━━ PROVIDED DATA ━━

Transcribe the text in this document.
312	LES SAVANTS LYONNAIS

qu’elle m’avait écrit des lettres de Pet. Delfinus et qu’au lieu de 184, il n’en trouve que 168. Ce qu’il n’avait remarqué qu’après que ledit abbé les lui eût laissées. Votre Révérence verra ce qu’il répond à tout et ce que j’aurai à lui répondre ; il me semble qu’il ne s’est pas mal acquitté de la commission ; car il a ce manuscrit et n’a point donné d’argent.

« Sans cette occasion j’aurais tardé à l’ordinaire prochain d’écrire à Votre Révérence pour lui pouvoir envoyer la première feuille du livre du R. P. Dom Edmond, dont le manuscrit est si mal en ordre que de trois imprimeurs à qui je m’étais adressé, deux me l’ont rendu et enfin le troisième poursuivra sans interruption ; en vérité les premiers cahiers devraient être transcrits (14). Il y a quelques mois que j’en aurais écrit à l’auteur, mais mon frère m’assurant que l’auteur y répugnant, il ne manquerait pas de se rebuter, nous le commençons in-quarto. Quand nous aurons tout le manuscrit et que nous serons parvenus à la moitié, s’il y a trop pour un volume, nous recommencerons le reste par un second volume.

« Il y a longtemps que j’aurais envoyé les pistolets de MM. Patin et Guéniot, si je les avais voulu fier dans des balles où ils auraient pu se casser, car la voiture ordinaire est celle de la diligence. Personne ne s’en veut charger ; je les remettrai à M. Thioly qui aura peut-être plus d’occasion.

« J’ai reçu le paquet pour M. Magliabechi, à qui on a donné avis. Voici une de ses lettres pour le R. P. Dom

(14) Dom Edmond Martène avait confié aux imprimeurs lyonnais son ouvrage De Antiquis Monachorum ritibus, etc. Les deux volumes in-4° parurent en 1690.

━━━
━━ PROVIDED DATA ━━

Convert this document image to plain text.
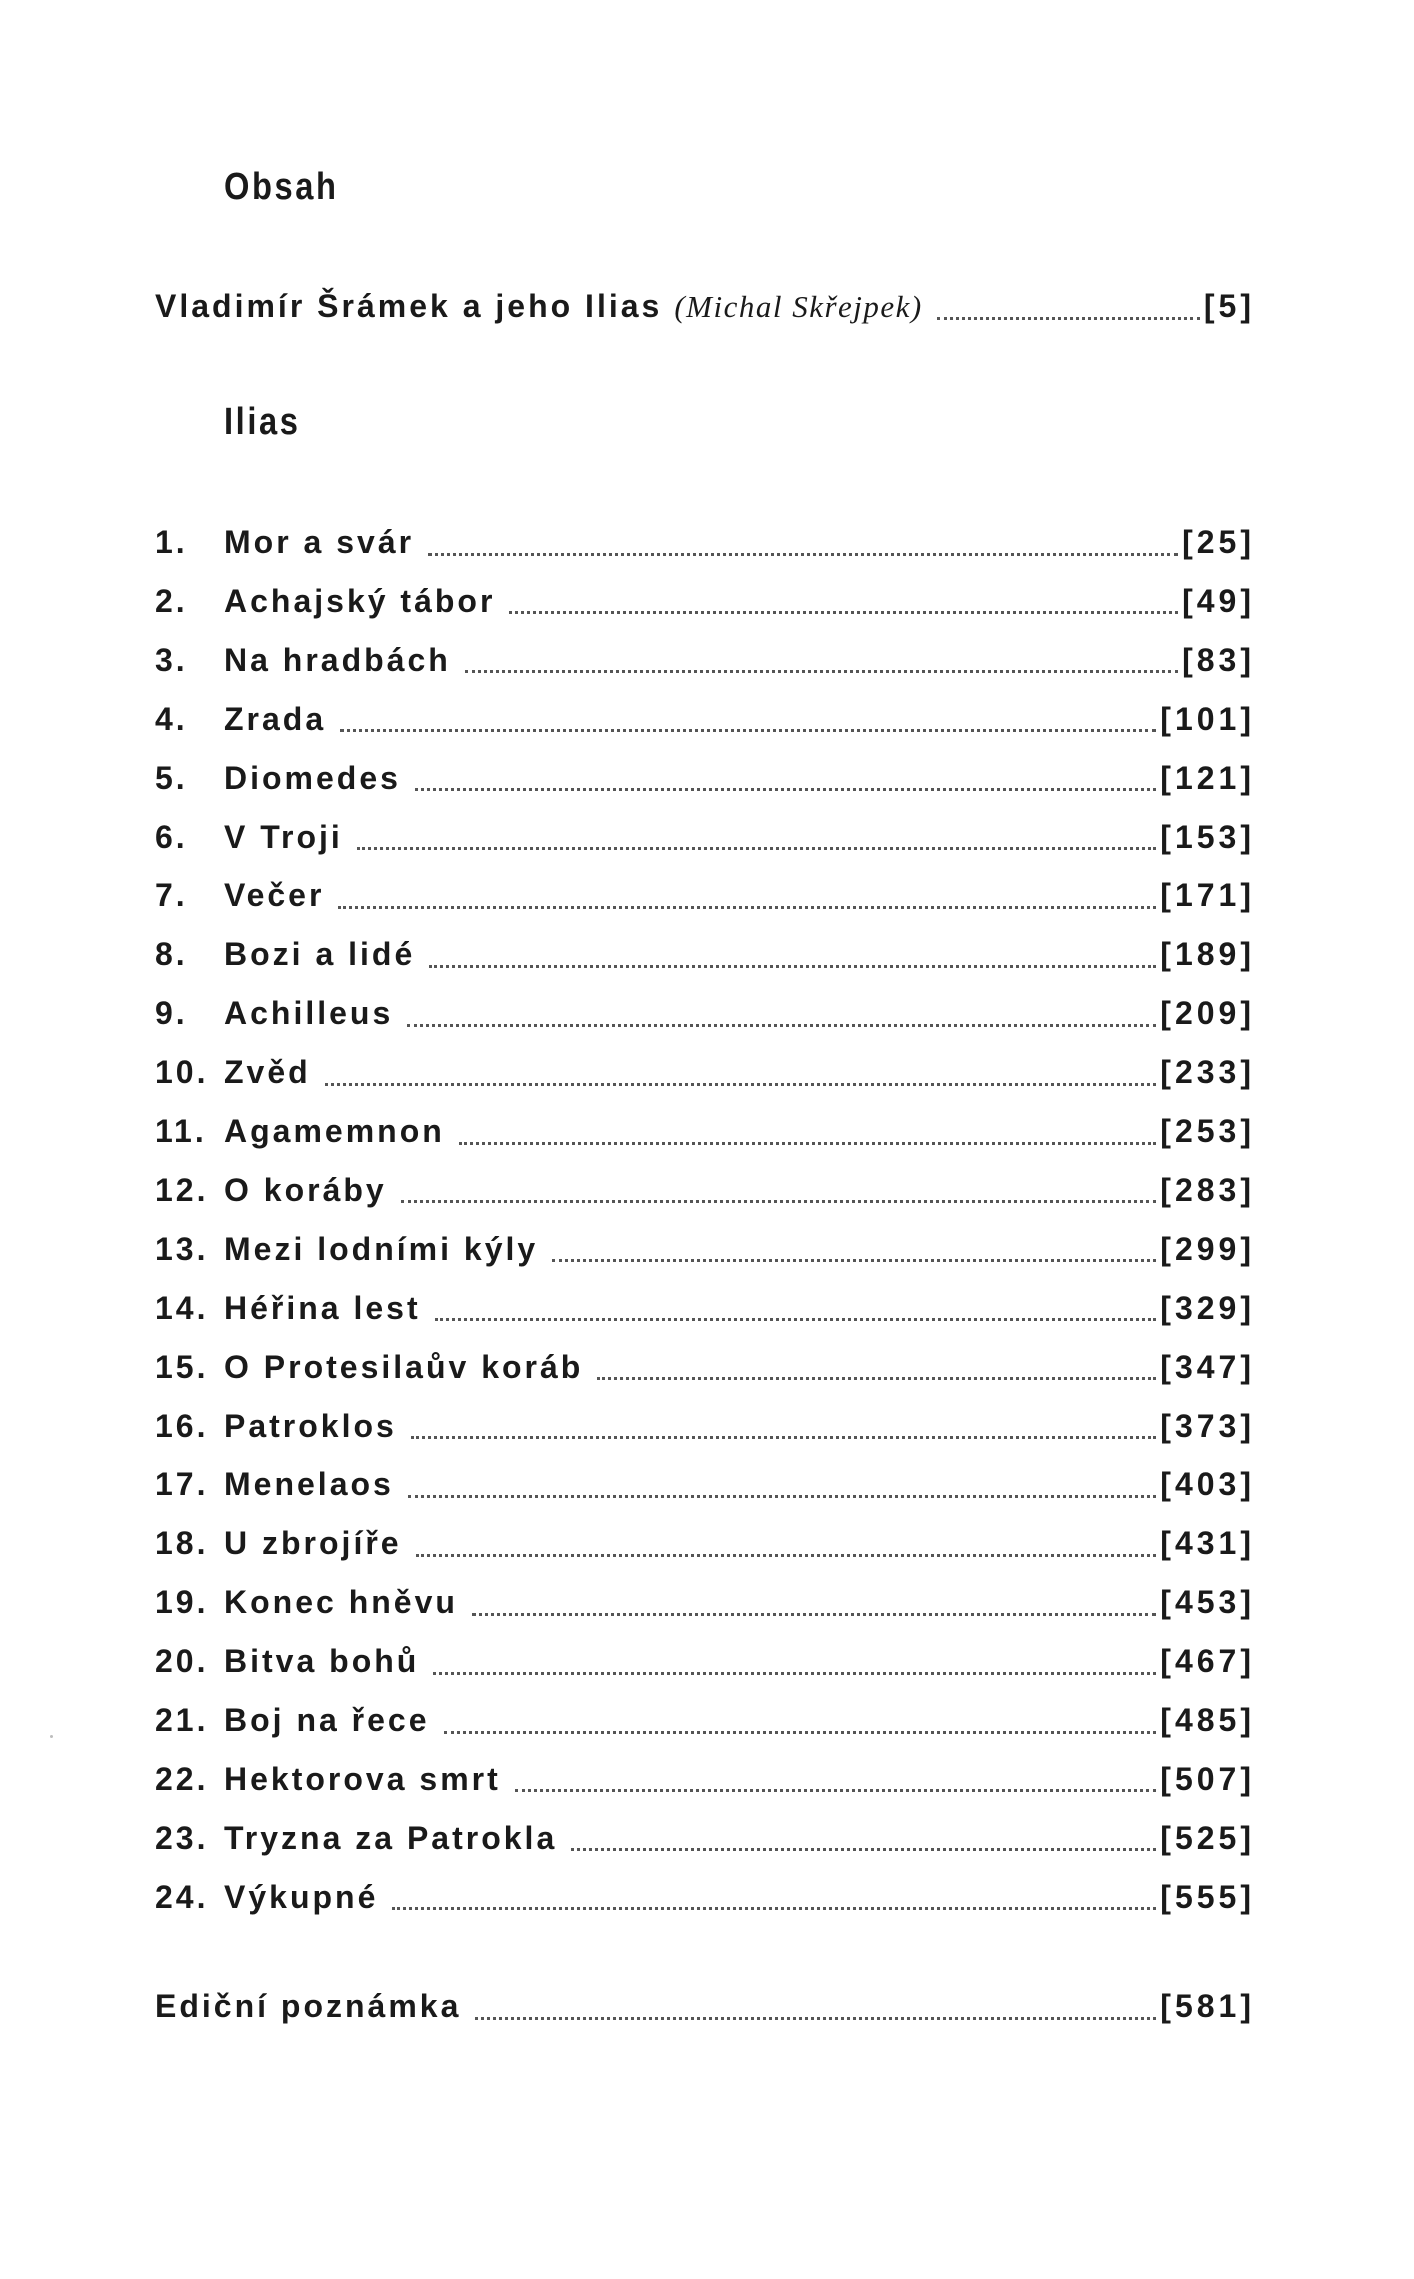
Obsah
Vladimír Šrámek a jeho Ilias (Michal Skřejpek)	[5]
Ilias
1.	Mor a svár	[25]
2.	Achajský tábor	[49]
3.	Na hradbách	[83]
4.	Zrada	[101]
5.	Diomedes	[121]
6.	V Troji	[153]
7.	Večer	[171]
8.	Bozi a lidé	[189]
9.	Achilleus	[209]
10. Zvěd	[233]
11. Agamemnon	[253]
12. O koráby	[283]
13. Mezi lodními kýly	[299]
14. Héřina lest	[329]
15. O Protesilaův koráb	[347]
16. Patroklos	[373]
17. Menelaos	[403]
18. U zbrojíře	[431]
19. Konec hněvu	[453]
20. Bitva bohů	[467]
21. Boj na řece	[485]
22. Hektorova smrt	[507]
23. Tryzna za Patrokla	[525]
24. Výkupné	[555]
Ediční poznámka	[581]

━━━
━━ PROVIDED DATA ━━

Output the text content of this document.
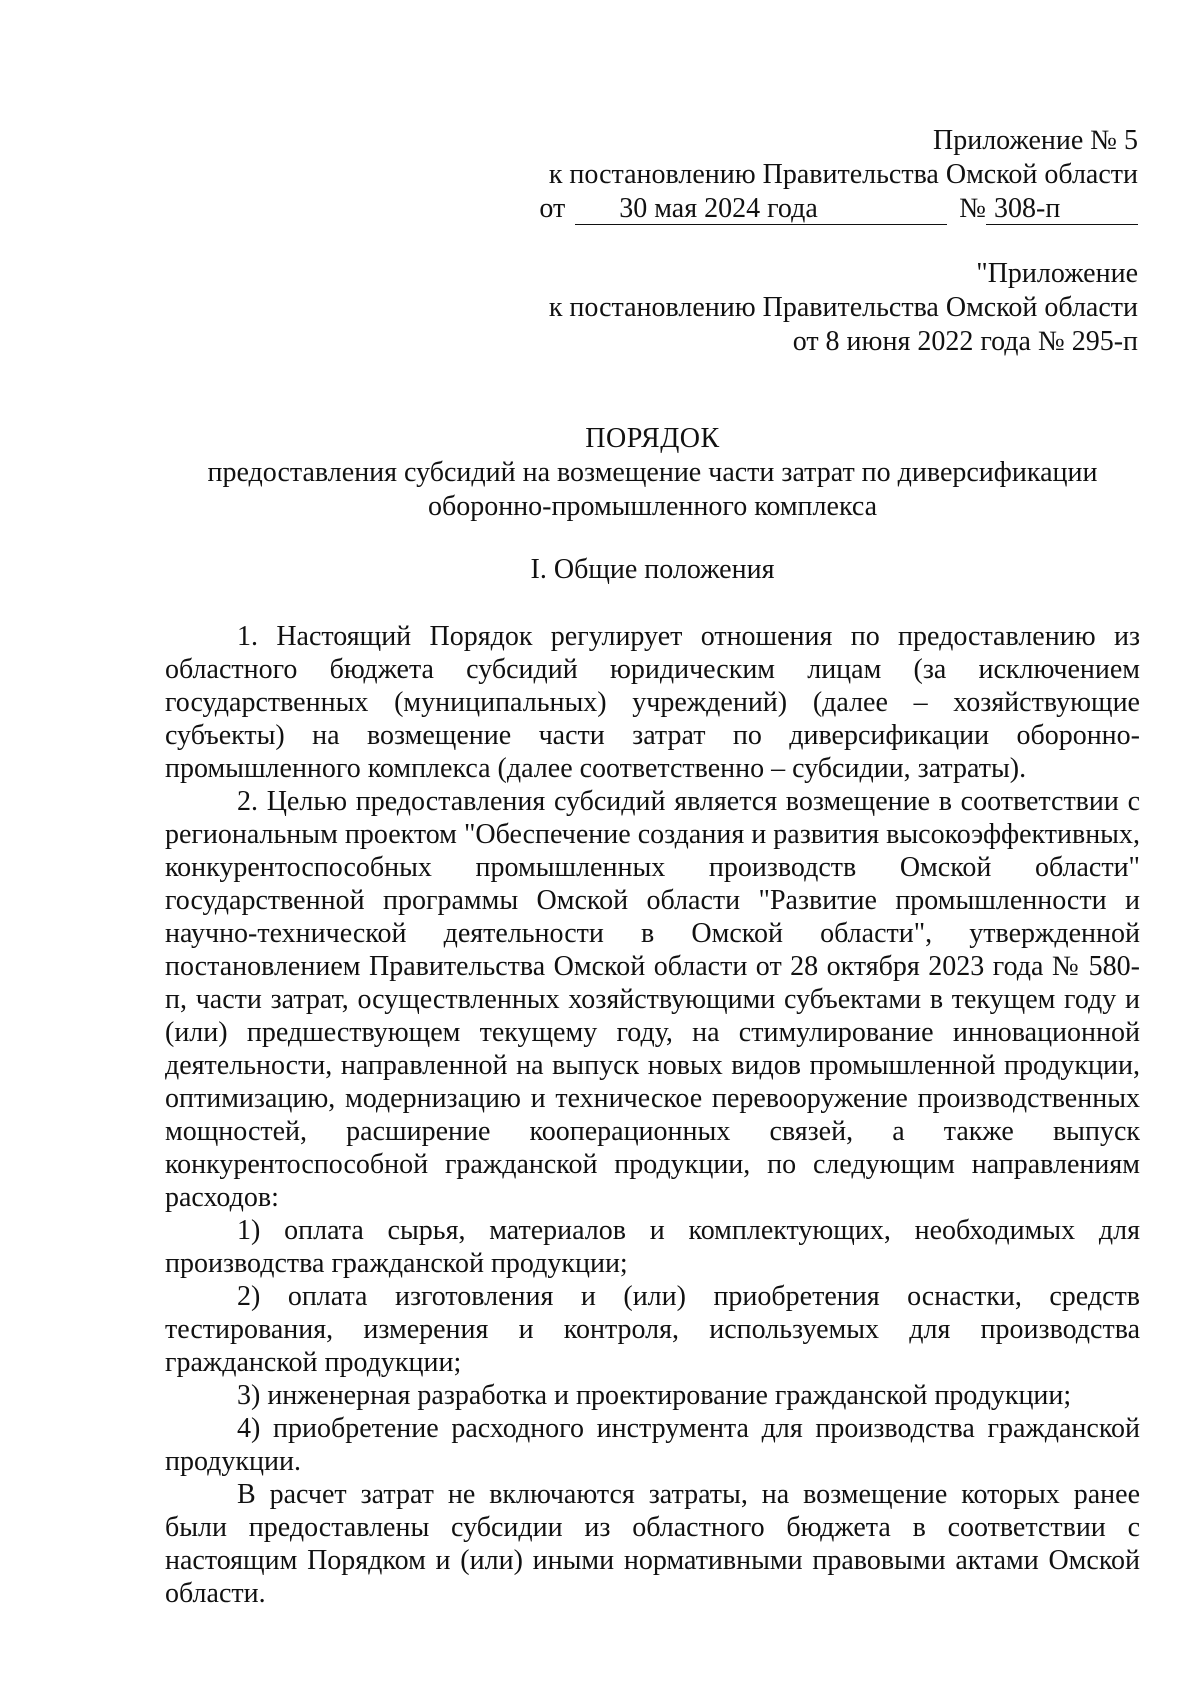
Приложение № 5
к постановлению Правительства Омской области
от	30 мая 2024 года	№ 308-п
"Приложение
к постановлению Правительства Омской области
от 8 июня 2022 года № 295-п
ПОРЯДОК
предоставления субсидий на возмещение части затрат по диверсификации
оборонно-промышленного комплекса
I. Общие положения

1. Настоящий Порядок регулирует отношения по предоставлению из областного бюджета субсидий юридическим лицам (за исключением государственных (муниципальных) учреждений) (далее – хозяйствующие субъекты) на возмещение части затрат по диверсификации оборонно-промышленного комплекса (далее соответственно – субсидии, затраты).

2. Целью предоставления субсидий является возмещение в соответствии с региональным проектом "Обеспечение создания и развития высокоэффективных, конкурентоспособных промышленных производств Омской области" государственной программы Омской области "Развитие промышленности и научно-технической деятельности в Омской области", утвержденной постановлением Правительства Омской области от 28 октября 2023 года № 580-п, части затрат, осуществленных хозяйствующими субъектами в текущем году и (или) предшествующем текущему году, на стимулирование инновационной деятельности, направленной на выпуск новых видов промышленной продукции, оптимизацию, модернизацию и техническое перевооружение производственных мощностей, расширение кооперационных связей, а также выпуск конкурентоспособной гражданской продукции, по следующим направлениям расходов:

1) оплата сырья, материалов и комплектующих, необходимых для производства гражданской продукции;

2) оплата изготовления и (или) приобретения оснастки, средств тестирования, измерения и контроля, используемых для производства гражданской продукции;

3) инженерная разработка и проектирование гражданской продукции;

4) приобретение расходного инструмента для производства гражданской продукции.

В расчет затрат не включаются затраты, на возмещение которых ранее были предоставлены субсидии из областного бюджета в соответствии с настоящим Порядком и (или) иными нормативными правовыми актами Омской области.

━━━

■ **GIVEN INSTRUCTION**:
Every line containing the string "Ilias" must be listed.

■ **COMPLETED EXERCISE**:
Vladimír Šrámek a jeho Ilias (Michal Skřejpek)	[5]
Ilias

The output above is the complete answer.